§ Given data:
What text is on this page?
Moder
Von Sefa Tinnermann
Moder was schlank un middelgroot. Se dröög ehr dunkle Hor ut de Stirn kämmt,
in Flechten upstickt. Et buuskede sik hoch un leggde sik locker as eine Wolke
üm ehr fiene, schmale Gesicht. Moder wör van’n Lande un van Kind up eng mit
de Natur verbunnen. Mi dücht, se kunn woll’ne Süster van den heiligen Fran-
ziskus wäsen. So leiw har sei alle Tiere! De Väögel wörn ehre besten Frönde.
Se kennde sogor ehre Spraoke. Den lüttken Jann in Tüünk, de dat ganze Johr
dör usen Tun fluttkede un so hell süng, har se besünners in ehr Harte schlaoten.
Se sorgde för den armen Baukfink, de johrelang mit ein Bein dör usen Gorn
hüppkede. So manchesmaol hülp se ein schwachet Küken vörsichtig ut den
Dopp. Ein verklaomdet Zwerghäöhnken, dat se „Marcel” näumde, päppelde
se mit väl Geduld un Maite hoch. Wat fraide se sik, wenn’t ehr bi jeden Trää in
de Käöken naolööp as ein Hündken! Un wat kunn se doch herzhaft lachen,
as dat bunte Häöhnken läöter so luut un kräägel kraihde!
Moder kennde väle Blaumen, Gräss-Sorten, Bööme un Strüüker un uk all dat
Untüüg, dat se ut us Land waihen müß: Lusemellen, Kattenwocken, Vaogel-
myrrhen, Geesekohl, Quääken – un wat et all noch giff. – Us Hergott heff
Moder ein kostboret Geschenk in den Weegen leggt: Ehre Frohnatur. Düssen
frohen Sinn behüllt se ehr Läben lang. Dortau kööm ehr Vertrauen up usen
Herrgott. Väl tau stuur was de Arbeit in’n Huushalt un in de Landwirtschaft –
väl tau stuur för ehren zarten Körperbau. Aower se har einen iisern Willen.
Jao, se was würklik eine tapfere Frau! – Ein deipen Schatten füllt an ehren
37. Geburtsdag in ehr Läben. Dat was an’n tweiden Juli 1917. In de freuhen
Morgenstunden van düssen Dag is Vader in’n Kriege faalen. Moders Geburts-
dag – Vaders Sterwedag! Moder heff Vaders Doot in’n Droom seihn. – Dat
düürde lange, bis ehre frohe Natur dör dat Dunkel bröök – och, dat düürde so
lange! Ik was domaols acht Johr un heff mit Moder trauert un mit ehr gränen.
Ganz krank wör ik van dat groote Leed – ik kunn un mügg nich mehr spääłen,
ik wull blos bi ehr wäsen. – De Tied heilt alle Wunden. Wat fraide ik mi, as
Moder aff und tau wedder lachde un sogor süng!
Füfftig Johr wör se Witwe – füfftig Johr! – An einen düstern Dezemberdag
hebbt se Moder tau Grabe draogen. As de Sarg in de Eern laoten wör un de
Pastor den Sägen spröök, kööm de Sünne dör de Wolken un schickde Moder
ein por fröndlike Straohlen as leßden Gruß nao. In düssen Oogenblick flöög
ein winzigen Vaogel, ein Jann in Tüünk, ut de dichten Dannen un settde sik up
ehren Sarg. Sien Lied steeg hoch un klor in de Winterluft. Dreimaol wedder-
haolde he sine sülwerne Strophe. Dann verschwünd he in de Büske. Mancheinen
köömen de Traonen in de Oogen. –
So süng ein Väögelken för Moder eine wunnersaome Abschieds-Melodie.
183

§ Exercise objective:
Output all preceding records character for character.

§ Finished exercise:
What text is on this page?
Moder
Von Sefa Tinnermann
Moder was schlank un middelgroot. Se dröög ehr dunkle Hor ut de Stirn kämmt,
in Flechten upstickt. Et buuskede sik hoch un leggde sik locker as eine Wolke
üm ehr fiene, schmale Gesicht. Moder wör van’n Lande un van Kind up eng mit
de Natur verbunnen. Mi dücht, se kunn woll’ne Süster van den heiligen Fran-
ziskus wäsen. So leiw har sei alle Tiere! De Väögel wörn ehre besten Frönde.
Se kennde sogor ehre Spraoke. Den lüttken Jann in Tüünk, de dat ganze Johr
dör usen Tun fluttkede un so hell süng, har se besünners in ehr Harte schlaoten.
Se sorgde för den armen Baukfink, de johrelang mit ein Bein dör usen Gorn
hüppkede. So manchesmaol hülp se ein schwachet Küken vörsichtig ut den
Dopp. Ein verklaomdet Zwerghäöhnken, dat se „Marcel” näumde, päppelde
se mit väl Geduld un Maite hoch. Wat fraide se sik, wenn’t ehr bi jeden Trää in
de Käöken naolööp as ein Hündken! Un wat kunn se doch herzhaft lachen,
as dat bunte Häöhnken läöter so luut un kräägel kraihde!
Moder kennde väle Blaumen, Gräss-Sorten, Bööme un Strüüker un uk all dat
Untüüg, dat se ut us Land waihen müß: Lusemellen, Kattenwocken, Vaogel-
myrrhen, Geesekohl, Quääken – un wat et all noch giff. – Us Hergott heff
Moder ein kostboret Geschenk in den Weegen leggt: Ehre Frohnatur. Düssen
frohen Sinn behüllt se ehr Läben lang. Dortau kööm ehr Vertrauen up usen
Herrgott. Väl tau stuur was de Arbeit in’n Huushalt un in de Landwirtschaft –
väl tau stuur för ehren zarten Körperbau. Aower se har einen iisern Willen.
Jao, se was würklik eine tapfere Frau! – Ein deipen Schatten füllt an ehren
37. Geburtsdag in ehr Läben. Dat was an’n tweiden Juli 1917. In de freuhen
Morgenstunden van düssen Dag is Vader in’n Kriege faalen. Moders Geburts-
dag – Vaders Sterwedag! Moder heff Vaders Doot in’n Droom seihn. – Dat
düürde lange, bis ehre frohe Natur dör dat Dunkel bröök – och, dat düürde so
lange! Ik was domaols acht Johr un heff mit Moder trauert un mit ehr gränen.
Ganz krank wör ik van dat groote Leed – ik kunn un mügg nich mehr spääłen,
ik wull blos bi ehr wäsen. – De Tied heilt alle Wunden. Wat fraide ik mi, as
Moder aff und tau wedder lachde un sogor süng!
Füfftig Johr wör se Witwe – füfftig Johr! – An einen düstern Dezemberdag
hebbt se Moder tau Grabe draogen. As de Sarg in de Eern laoten wör un de
Pastor den Sägen spröök, kööm de Sünne dör de Wolken un schickde Moder
ein por fröndlike Straohlen as leßden Gruß nao. In düssen Oogenblick flöög
ein winzigen Vaogel, ein Jann in Tüünk, ut de dichten Dannen un settde sik up
ehren Sarg. Sien Lied steeg hoch un klor in de Winterluft. Dreimaol wedder-
haolde he sine sülwerne Strophe. Dann verschwünd he in de Büske. Mancheinen
köömen de Traonen in de Oogen. –
So süng ein Väögelken för Moder eine wunnersaome Abschieds-Melodie.
183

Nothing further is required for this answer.